Task directions ->
Please copy out the records below line for line, leaving out the pictures.

Data records ->
☆ ☆ ☆ ☆

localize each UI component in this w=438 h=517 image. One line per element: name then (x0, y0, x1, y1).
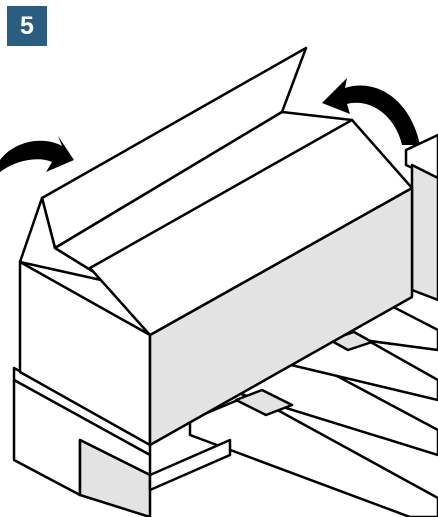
curved-arrow-left-icon (322, 78, 420, 145)
box-front-flap (88, 118, 414, 337)
rotation-arrows (0, 78, 420, 172)
cardboard-box (18, 46, 414, 447)
pallet-block-shade (78, 438, 152, 517)
step-number-badge: 5 (7, 6, 47, 46)
second-box-front (410, 163, 438, 302)
pallet-runner (148, 438, 232, 492)
pallet-gap (234, 388, 294, 417)
curved-arrow-right-icon (0, 136, 74, 172)
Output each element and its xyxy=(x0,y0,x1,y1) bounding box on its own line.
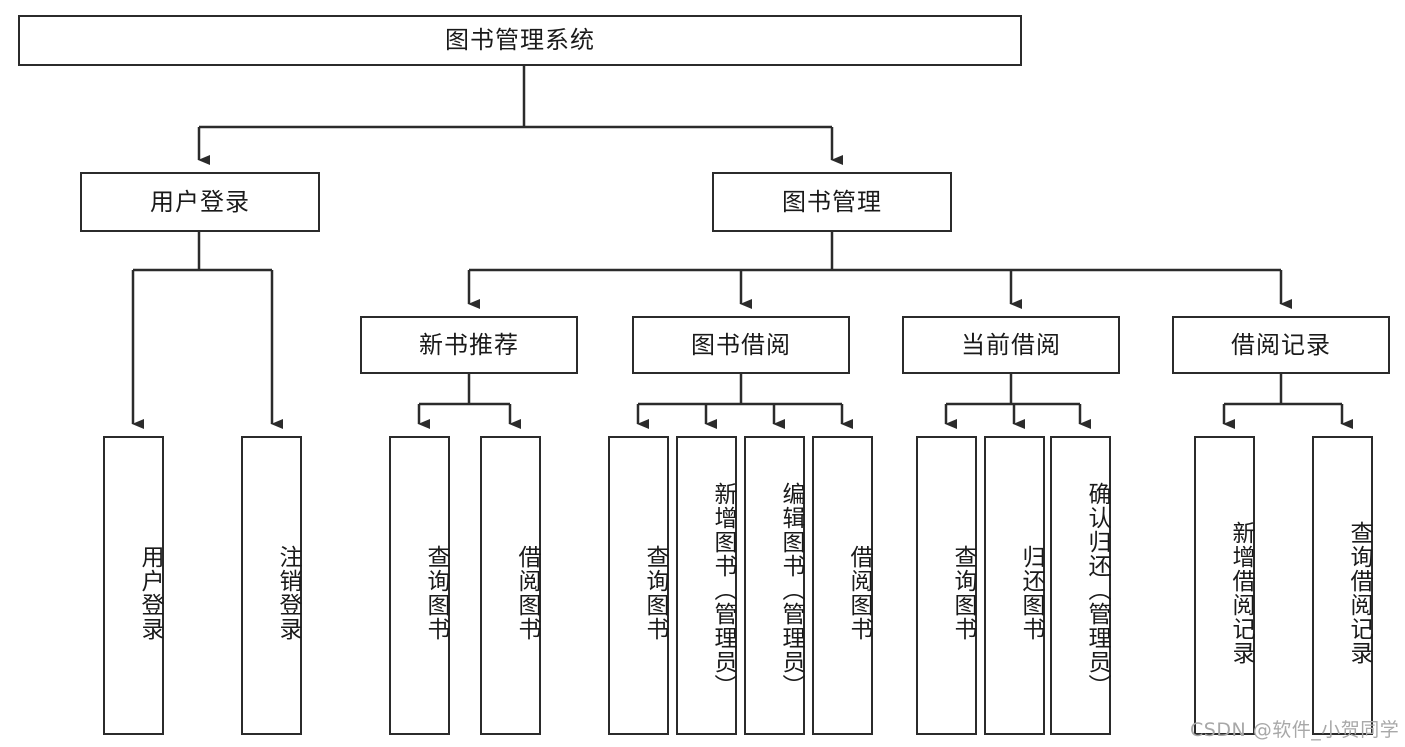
leaf-query-book-2[interactable]: 查询图书 xyxy=(608,436,669,735)
leaf-query-book-3[interactable]: 查询图书 xyxy=(916,436,977,735)
node-book-borrow[interactable]: 图书借阅 xyxy=(632,316,850,374)
leaf-query-book-1[interactable]: 查询图书 xyxy=(389,436,450,735)
leaf-edit-book[interactable]: 编辑图书（管理员） xyxy=(744,436,805,735)
leaf-confirm-return[interactable]: 确认归还（管理员） xyxy=(1050,436,1111,735)
csdn-watermark: CSDN @软件_小贺同学 xyxy=(1190,719,1400,741)
node-root[interactable]: 图书管理系统 xyxy=(18,15,1022,66)
node-current-borrow[interactable]: 当前借阅 xyxy=(902,316,1120,374)
leaf-user-login[interactable]: 用户登录 xyxy=(103,436,164,735)
node-borrow-record[interactable]: 借阅记录 xyxy=(1172,316,1390,374)
leaf-add-book[interactable]: 新增图书（管理员） xyxy=(676,436,737,735)
leaf-borrow-book-1[interactable]: 借阅图书 xyxy=(480,436,541,735)
leaf-borrow-book-2[interactable]: 借阅图书 xyxy=(812,436,873,735)
leaf-query-record[interactable]: 查询借阅记录 xyxy=(1312,436,1373,735)
leaf-return-book[interactable]: 归还图书 xyxy=(984,436,1045,735)
node-book-management[interactable]: 图书管理 xyxy=(712,172,952,232)
leaf-logout-login[interactable]: 注销登录 xyxy=(241,436,302,735)
node-user-login[interactable]: 用户登录 xyxy=(80,172,320,232)
leaf-add-record[interactable]: 新增借阅记录 xyxy=(1194,436,1255,735)
node-new-book-recommend[interactable]: 新书推荐 xyxy=(360,316,578,374)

☆ ☆ ☆ ☆

Response to this exercise ->
localize each UI component in this w=438 h=517 image. One line per element: name then (x0, y0, x1, y1).
curved-arrow-left-icon (322, 78, 420, 145)
box-front-flap (88, 118, 414, 337)
rotation-arrows (0, 78, 420, 172)
cardboard-box (18, 46, 414, 447)
pallet-block-shade (78, 438, 152, 517)
step-number-badge: 5 (7, 6, 47, 46)
second-box-front (410, 163, 438, 302)
pallet-runner (148, 438, 232, 492)
pallet-gap (234, 388, 294, 417)
curved-arrow-right-icon (0, 136, 74, 172)
Output each element and its xyxy=(x0,y0,x1,y1) bounding box on its own line.
leaf-query-book-2[interactable]: 查询图书 xyxy=(608,436,669,735)
leaf-query-book-3[interactable]: 查询图书 xyxy=(916,436,977,735)
node-book-borrow[interactable]: 图书借阅 xyxy=(632,316,850,374)
leaf-query-book-1[interactable]: 查询图书 xyxy=(389,436,450,735)
leaf-edit-book[interactable]: 编辑图书（管理员） xyxy=(744,436,805,735)
leaf-confirm-return[interactable]: 确认归还（管理员） xyxy=(1050,436,1111,735)
csdn-watermark: CSDN @软件_小贺同学 xyxy=(1190,719,1400,741)
node-root[interactable]: 图书管理系统 xyxy=(18,15,1022,66)
node-current-borrow[interactable]: 当前借阅 xyxy=(902,316,1120,374)
leaf-user-login[interactable]: 用户登录 xyxy=(103,436,164,735)
node-borrow-record[interactable]: 借阅记录 xyxy=(1172,316,1390,374)
leaf-add-book[interactable]: 新增图书（管理员） xyxy=(676,436,737,735)
leaf-borrow-book-1[interactable]: 借阅图书 xyxy=(480,436,541,735)
leaf-borrow-book-2[interactable]: 借阅图书 xyxy=(812,436,873,735)
leaf-query-record[interactable]: 查询借阅记录 xyxy=(1312,436,1373,735)
leaf-return-book[interactable]: 归还图书 xyxy=(984,436,1045,735)
node-book-management[interactable]: 图书管理 xyxy=(712,172,952,232)
leaf-logout-login[interactable]: 注销登录 xyxy=(241,436,302,735)
node-user-login[interactable]: 用户登录 xyxy=(80,172,320,232)
leaf-add-record[interactable]: 新增借阅记录 xyxy=(1194,436,1255,735)
node-new-book-recommend[interactable]: 新书推荐 xyxy=(360,316,578,374)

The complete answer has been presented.